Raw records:

--*--

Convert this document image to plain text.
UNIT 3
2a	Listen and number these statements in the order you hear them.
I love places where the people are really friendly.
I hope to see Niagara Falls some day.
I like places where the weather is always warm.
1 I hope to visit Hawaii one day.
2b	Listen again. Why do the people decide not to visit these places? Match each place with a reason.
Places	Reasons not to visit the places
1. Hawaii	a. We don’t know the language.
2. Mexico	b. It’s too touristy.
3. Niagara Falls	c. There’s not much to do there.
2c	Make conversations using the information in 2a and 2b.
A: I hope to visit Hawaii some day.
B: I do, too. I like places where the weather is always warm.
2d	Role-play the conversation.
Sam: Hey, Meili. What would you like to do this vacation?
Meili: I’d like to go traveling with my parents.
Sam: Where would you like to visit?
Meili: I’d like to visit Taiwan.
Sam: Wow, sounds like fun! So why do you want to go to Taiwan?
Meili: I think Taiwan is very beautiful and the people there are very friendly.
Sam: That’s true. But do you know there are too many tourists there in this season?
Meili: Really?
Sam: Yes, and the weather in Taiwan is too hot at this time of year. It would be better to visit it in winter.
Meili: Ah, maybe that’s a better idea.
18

--*--

Set down the entries verbatim, leaving none out.

§ Exercise output
Convert this document image to plain text.
UNIT 3
2a	Listen and number these statements in the order you hear them.
I love places where the people are really friendly.
I hope to see Niagara Falls some day.
I like places where the weather is always warm.
1 I hope to visit Hawaii one day.
2b	Listen again. Why do the people decide not to visit these places? Match each place with a reason.
Places	Reasons not to visit the places
1. Hawaii	a. We don’t know the language.
2. Mexico	b. It’s too touristy.
3. Niagara Falls	c. There’s not much to do there.
2c	Make conversations using the information in 2a and 2b.
A: I hope to visit Hawaii some day.
B: I do, too. I like places where the weather is always warm.
2d	Role-play the conversation.
Sam: Hey, Meili. What would you like to do this vacation?
Meili: I’d like to go traveling with my parents.
Sam: Where would you like to visit?
Meili: I’d like to visit Taiwan.
Sam: Wow, sounds like fun! So why do you want to go to Taiwan?
Meili: I think Taiwan is very beautiful and the people there are very friendly.
Sam: That’s true. But do you know there are too many tourists there in this season?
Meili: Really?
Sam: Yes, and the weather in Taiwan is too hot at this time of year. It would be better to visit it in winter.
Meili: Ah, maybe that’s a better idea.
18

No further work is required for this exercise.